Stated goal ->
Where the word "Shipment" occurs in a line, return that line.
== Records for this exercise ==
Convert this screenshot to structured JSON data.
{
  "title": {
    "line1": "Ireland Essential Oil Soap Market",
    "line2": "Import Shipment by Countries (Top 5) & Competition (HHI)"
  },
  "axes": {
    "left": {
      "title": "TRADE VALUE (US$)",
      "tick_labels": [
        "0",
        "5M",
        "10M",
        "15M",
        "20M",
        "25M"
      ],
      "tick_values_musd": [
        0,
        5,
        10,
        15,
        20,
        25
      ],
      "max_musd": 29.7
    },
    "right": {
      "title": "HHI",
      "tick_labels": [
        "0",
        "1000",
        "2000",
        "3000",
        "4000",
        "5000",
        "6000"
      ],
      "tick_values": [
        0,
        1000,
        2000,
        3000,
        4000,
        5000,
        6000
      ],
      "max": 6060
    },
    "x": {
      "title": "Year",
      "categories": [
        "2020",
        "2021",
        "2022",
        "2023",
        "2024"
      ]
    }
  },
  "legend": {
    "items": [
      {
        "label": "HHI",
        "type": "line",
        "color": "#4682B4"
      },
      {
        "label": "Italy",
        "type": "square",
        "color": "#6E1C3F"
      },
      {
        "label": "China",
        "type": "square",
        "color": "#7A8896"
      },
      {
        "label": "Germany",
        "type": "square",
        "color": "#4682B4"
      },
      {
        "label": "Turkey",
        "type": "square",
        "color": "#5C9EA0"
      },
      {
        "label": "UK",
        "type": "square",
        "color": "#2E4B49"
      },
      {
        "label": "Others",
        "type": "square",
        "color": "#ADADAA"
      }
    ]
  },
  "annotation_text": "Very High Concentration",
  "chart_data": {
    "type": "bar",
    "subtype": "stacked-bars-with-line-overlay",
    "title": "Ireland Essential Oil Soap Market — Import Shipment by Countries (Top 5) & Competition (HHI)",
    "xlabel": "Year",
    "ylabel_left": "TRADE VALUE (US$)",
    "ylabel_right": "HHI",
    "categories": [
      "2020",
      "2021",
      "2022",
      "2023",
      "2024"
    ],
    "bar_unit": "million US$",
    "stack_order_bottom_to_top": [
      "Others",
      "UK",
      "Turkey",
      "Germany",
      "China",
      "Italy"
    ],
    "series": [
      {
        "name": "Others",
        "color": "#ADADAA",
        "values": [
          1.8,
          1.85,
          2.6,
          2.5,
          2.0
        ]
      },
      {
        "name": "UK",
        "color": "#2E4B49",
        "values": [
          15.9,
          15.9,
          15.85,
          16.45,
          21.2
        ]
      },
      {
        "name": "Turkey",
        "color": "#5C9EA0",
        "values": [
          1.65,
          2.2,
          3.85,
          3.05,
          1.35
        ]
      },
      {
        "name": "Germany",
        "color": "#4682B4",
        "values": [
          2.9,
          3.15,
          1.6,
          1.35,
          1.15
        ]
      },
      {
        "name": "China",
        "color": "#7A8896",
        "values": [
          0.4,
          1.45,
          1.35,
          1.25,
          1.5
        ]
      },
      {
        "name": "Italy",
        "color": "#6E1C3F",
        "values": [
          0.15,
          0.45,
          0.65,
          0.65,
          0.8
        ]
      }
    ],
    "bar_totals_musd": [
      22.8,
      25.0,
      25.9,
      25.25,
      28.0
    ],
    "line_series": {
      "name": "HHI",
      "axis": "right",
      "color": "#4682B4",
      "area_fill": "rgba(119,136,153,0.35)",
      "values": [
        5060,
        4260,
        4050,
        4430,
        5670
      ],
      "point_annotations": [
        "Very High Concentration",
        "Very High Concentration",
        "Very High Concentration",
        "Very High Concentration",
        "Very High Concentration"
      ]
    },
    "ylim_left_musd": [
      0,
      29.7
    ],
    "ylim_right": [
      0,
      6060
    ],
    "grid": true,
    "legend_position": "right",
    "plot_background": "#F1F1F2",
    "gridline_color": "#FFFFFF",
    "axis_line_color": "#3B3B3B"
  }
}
===
== Records for this exercise ==
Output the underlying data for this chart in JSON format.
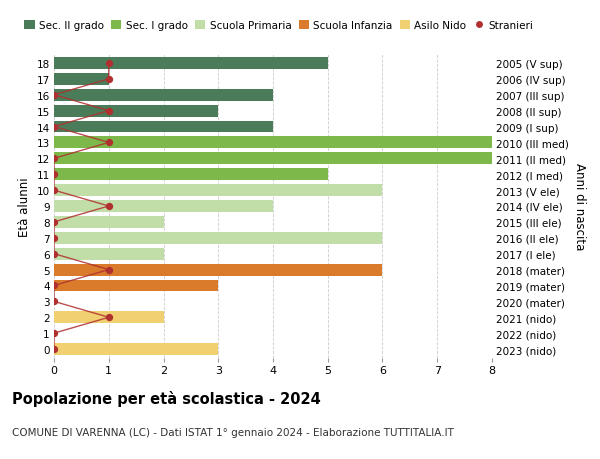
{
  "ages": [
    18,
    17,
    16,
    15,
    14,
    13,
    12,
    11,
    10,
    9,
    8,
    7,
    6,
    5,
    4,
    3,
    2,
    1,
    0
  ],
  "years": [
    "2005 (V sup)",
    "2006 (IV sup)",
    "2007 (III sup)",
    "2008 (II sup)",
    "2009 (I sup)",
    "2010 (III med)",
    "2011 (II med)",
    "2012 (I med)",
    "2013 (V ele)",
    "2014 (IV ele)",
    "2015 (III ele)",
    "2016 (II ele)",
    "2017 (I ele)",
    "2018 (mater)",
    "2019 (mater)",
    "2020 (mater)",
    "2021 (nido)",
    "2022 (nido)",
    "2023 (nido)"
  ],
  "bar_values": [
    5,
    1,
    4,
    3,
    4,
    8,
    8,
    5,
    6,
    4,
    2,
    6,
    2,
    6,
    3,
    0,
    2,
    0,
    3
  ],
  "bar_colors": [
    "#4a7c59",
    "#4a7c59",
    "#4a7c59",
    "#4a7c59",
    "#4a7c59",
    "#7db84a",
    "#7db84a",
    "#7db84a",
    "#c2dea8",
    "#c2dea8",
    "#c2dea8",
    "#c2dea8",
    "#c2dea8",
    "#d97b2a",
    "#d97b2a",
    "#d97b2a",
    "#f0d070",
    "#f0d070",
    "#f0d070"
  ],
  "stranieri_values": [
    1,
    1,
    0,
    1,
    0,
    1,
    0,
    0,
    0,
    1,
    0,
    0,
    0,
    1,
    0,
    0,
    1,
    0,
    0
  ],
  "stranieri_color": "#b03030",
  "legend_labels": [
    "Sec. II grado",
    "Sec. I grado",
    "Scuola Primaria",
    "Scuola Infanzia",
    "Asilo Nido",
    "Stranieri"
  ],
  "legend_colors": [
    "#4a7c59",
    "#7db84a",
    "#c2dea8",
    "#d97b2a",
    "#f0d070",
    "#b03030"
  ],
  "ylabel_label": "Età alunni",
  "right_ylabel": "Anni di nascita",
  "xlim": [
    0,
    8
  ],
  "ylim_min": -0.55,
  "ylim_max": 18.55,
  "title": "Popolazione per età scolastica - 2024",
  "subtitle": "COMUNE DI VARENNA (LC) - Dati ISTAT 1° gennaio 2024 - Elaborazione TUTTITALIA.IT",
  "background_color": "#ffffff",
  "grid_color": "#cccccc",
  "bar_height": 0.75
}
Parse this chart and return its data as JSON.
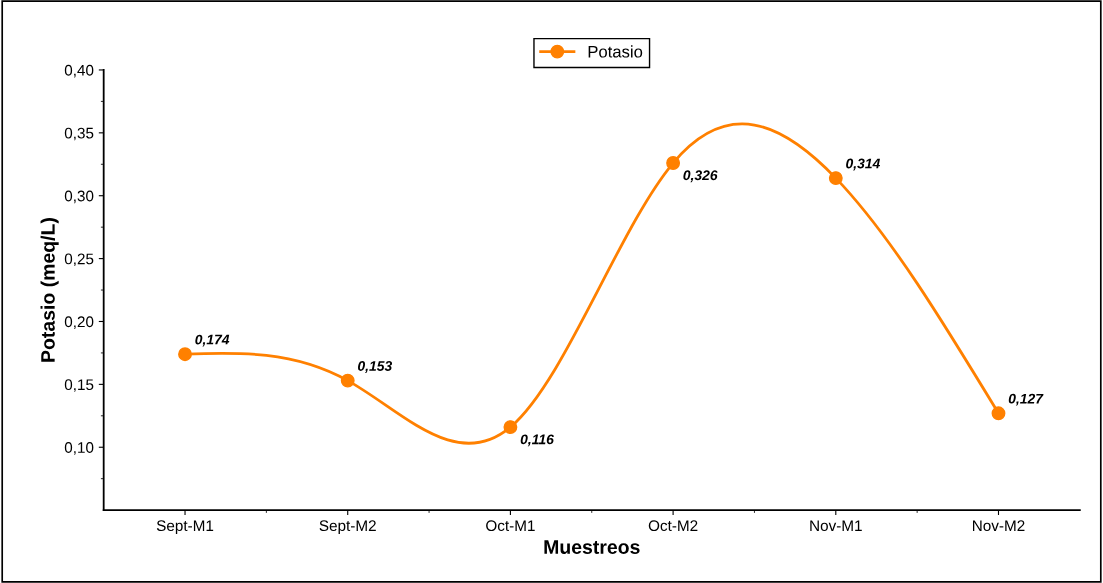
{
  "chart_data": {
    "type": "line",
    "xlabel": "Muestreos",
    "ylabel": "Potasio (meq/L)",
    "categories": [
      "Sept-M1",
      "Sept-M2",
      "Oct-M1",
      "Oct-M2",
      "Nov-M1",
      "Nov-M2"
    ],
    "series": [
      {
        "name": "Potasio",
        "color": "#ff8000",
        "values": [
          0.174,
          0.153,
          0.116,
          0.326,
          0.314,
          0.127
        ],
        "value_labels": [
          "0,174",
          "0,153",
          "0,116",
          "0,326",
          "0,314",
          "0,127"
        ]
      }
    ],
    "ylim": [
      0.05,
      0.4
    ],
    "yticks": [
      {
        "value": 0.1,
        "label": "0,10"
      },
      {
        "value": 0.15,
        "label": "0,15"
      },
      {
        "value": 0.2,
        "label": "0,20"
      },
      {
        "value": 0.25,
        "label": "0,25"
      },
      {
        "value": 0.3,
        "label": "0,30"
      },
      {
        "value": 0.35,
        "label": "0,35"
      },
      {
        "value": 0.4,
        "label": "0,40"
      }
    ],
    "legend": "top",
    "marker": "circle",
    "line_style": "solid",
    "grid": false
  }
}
===
Answer to the task ->
    "line2": "Import Shipment by Countries (Top 5) & Competition (HHI)"
    "title": "Ireland Essential Oil Soap Market — Import Shipment by Countries (Top 5) & Competition (HHI)",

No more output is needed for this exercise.